■ **STATED PROBLEM**:
Copy every entry exactly as given, minus the images.

■ **GIVEN DATA**:
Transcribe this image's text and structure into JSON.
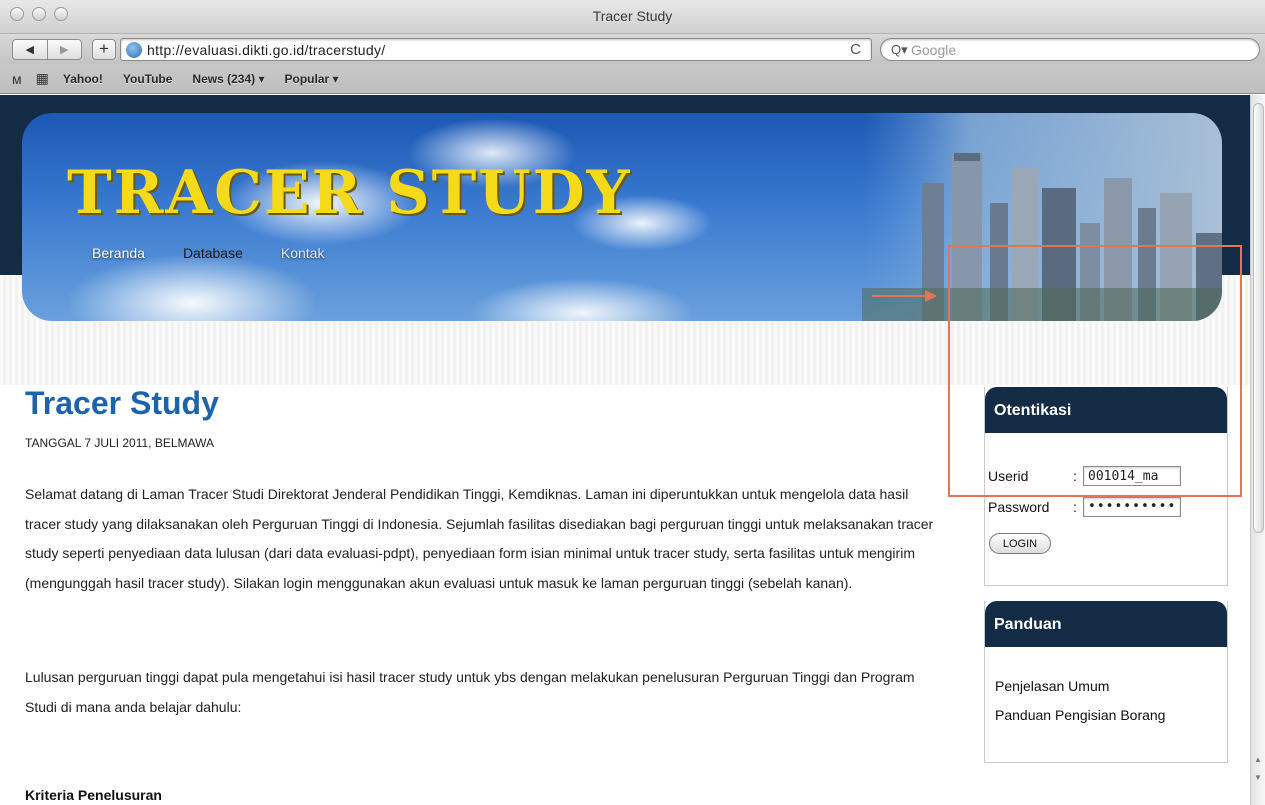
{
  "window": {
    "title": "Tracer Study"
  },
  "toolbar": {
    "back": "◀",
    "forward": "▶",
    "add": "+",
    "url": "http://evaluasi.dikti.go.id/tracerstudy/",
    "reload": "C",
    "search_icon": "Q▾",
    "search_placeholder": "Google"
  },
  "bookmarks": {
    "items": [
      "Yahoo!",
      "YouTube",
      "News (234) ▾",
      "Popular ▾"
    ]
  },
  "site": {
    "title": "TRACER STUDY",
    "nav": [
      "Beranda",
      "Database",
      "Kontak"
    ]
  },
  "main": {
    "heading": "Tracer Study",
    "meta": "TANGGAL 7 JULI 2011, BELMAWA",
    "paragraph1": "Selamat datang di Laman Tracer Studi Direktorat Jenderal Pendidikan Tinggi, Kemdiknas. Laman ini diperuntukkan untuk mengelola data hasil tracer study yang dilaksanakan oleh Perguruan Tinggi di Indonesia. Sejumlah fasilitas disediakan bagi perguruan tinggi untuk melaksanakan tracer study seperti penyediaan data lulusan (dari data evaluasi-pdpt), penyediaan form isian minimal untuk tracer study, serta fasilitas untuk mengirim (mengunggah hasil tracer study). Silakan login menggunakan akun evaluasi untuk masuk ke laman perguruan tinggi (sebelah kanan).",
    "paragraph2": "Lulusan perguruan tinggi dapat pula mengetahui isi hasil tracer study untuk ybs dengan melakukan penelusuran Perguruan Tinggi dan Program Studi di mana anda belajar dahulu:",
    "section_heading": "Kriteria Penelusuran"
  },
  "sidebar": {
    "auth": {
      "title": "Otentikasi",
      "userid_label": "Userid",
      "password_label": "Password",
      "colon": ":",
      "userid_value": "001014_ma",
      "password_value": "••••••••••",
      "login_label": "LOGIN"
    },
    "guide": {
      "title": "Panduan",
      "links": [
        "Penjelasan Umum",
        "Panduan Pengisian Borang"
      ]
    }
  },
  "colors": {
    "navy": "#142b45",
    "title_yellow": "#f5da1a",
    "heading_blue": "#1b64ad",
    "annotation": "#e57259"
  }
}
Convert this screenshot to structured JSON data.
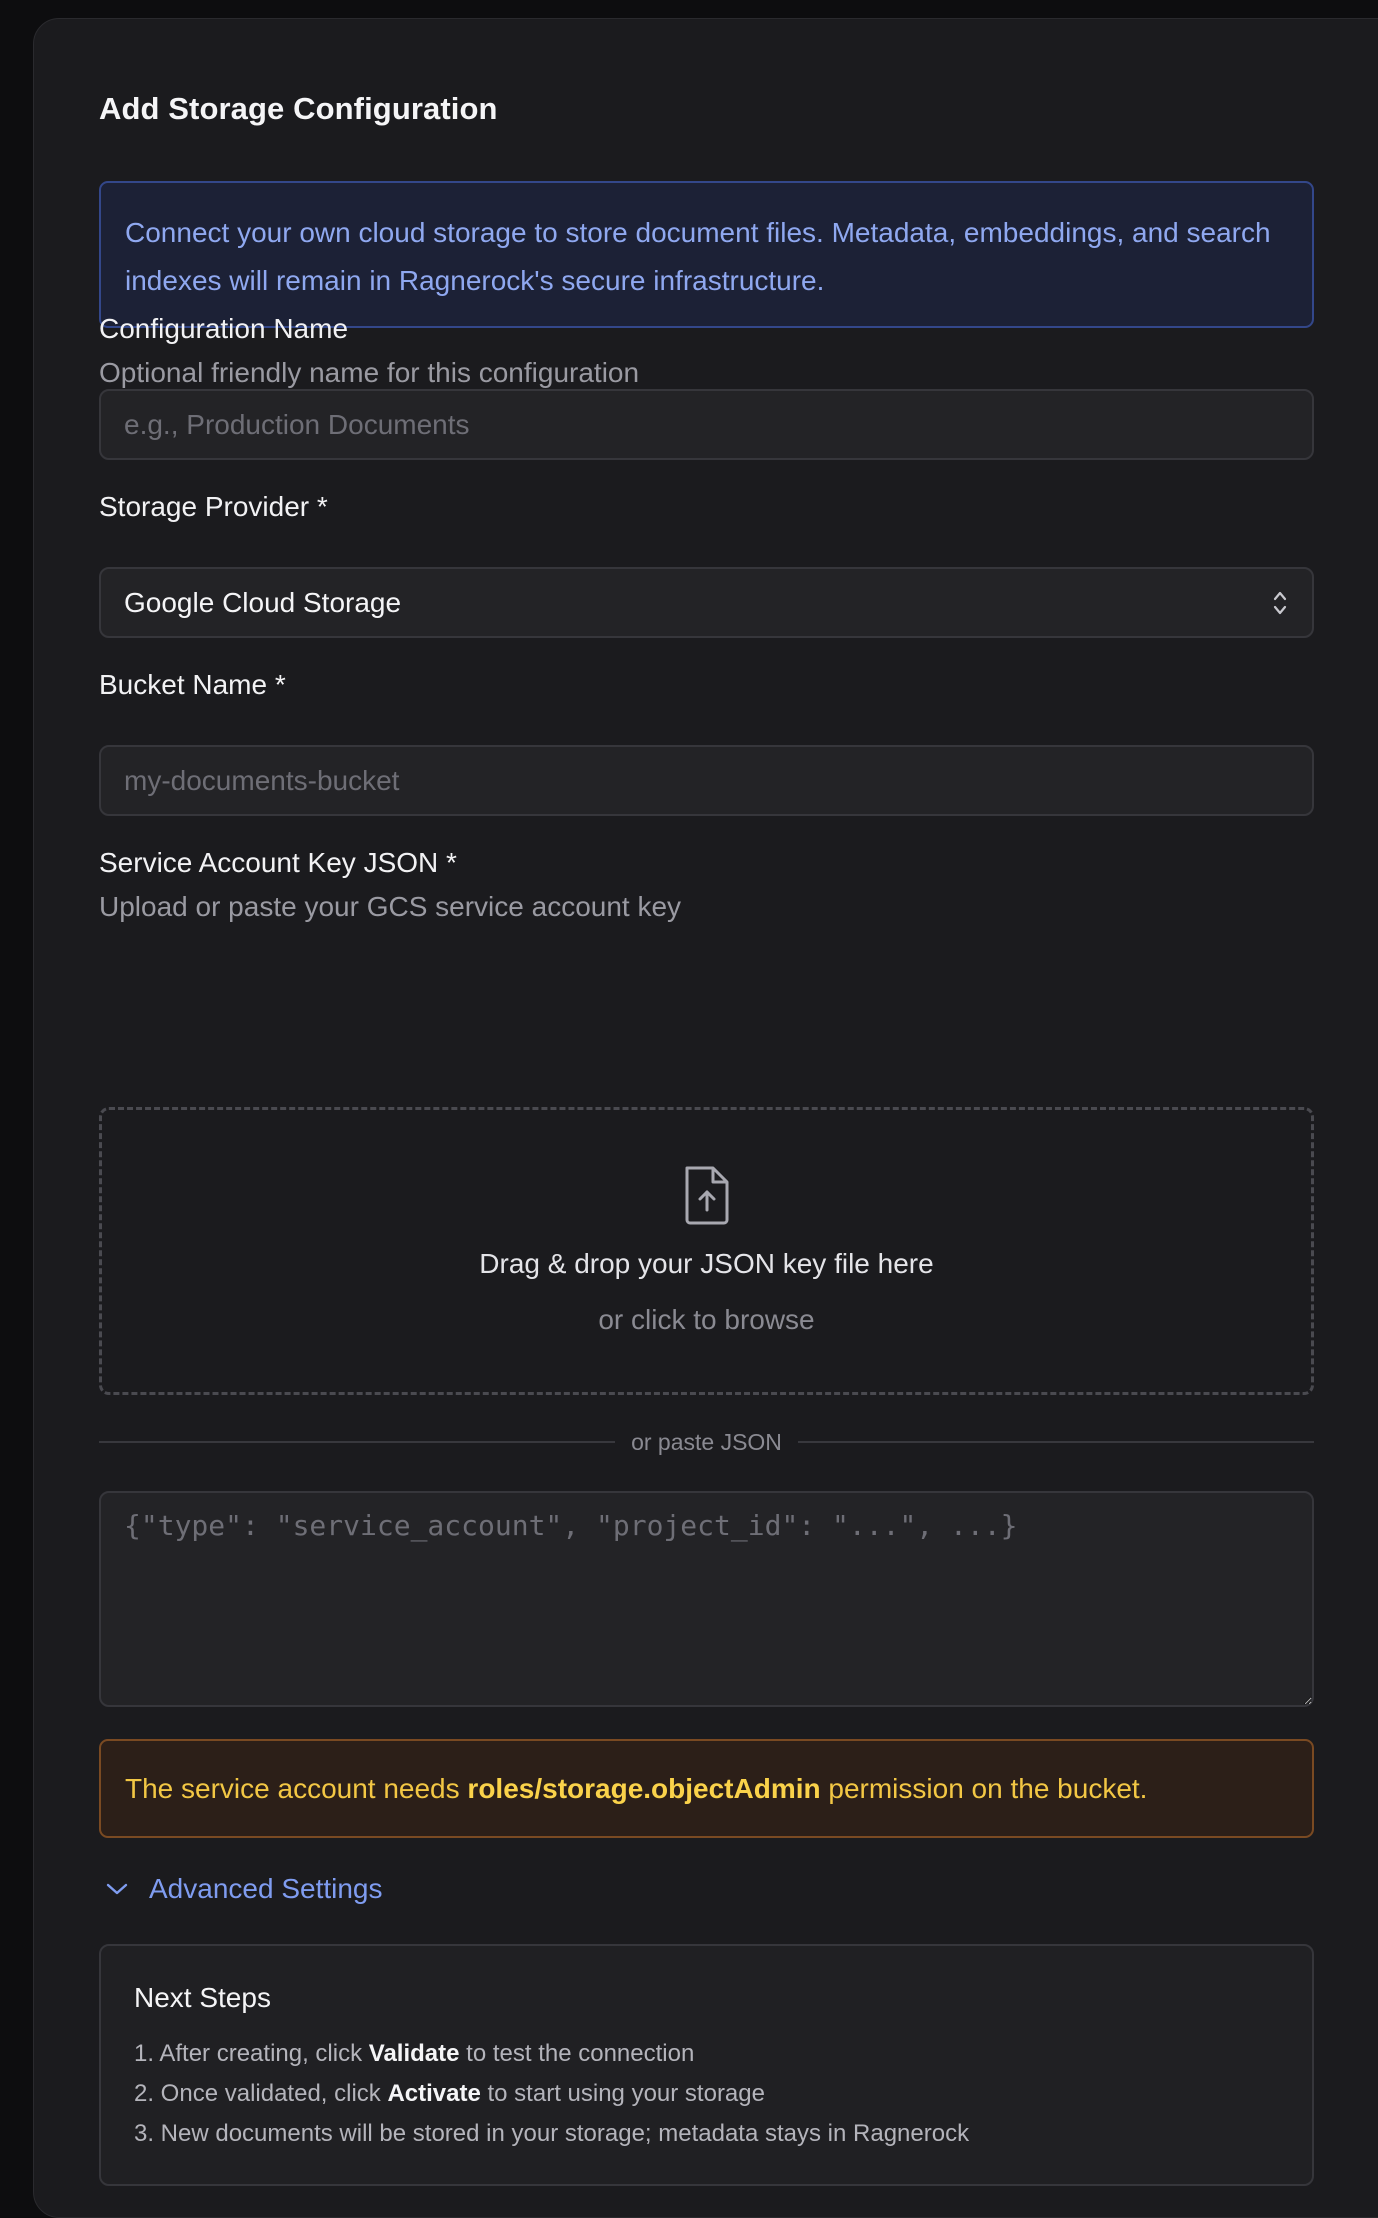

■ **SOLUTION**:
Transcribe this image's text and structure into JSON.
{
  "window": {
    "title": "Tracer Study"
  },
  "toolbar": {
    "back": "◀",
    "forward": "▶",
    "add": "+",
    "url": "http://evaluasi.dikti.go.id/tracerstudy/",
    "reload": "C",
    "search_icon": "Q▾",
    "search_placeholder": "Google"
  },
  "bookmarks": {
    "items": [
      "Yahoo!",
      "YouTube",
      "News (234) ▾",
      "Popular ▾"
    ]
  },
  "site": {
    "title": "TRACER STUDY",
    "nav": [
      "Beranda",
      "Database",
      "Kontak"
    ]
  },
  "main": {
    "heading": "Tracer Study",
    "meta": "TANGGAL 7 JULI 2011, BELMAWA",
    "paragraph1": "Selamat datang di Laman Tracer Studi Direktorat Jenderal Pendidikan Tinggi, Kemdiknas. Laman ini diperuntukkan untuk mengelola data hasil tracer study yang dilaksanakan oleh Perguruan Tinggi di Indonesia. Sejumlah fasilitas disediakan bagi perguruan tinggi untuk melaksanakan tracer study seperti penyediaan data lulusan (dari data evaluasi-pdpt), penyediaan form isian minimal untuk tracer study, serta fasilitas untuk mengirim (mengunggah hasil tracer study). Silakan login menggunakan akun evaluasi untuk masuk ke laman perguruan tinggi (sebelah kanan).",
    "paragraph2": "Lulusan perguruan tinggi dapat pula mengetahui isi hasil tracer study untuk ybs dengan melakukan penelusuran Perguruan Tinggi dan Program Studi di mana anda belajar dahulu:",
    "section_heading": "Kriteria Penelusuran"
  },
  "sidebar": {
    "auth": {
      "title": "Otentikasi",
      "userid_label": "Userid",
      "password_label": "Password",
      "colon": ":",
      "userid_value": "001014_ma",
      "password_value": "••••••••••",
      "login_label": "LOGIN"
    },
    "guide": {
      "title": "Panduan",
      "links": [
        "Penjelasan Umum",
        "Panduan Pengisian Borang"
      ]
    }
  },
  "colors": {
    "navy": "#142b45",
    "title_yellow": "#f5da1a",
    "heading_blue": "#1b64ad",
    "annotation": "#e57259"
  }
}
Convert this screenshot to structured JSON data.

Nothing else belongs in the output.